__Stated task__. Find the word "prefix" in the data. Return every line where it appears.
§
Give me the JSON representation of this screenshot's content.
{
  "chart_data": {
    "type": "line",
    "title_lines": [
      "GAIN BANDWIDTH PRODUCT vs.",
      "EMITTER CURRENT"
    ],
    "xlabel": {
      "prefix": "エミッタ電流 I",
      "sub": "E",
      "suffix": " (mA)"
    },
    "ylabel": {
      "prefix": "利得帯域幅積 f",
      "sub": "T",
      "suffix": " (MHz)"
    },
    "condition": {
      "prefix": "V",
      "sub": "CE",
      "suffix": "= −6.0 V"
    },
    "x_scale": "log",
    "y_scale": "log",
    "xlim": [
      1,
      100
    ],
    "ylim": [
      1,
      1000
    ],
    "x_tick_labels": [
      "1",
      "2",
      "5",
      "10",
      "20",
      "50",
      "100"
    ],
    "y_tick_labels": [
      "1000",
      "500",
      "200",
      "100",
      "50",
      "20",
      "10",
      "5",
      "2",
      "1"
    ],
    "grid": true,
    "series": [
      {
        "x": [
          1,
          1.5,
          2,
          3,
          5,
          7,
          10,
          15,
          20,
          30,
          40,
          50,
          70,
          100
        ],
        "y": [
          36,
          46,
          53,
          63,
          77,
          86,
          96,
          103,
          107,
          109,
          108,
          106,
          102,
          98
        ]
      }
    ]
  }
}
§
__Correct response__.
      "prefix": "エミッタ電流 I",
      "prefix": "利得帯域幅積 f",
      "prefix": "V",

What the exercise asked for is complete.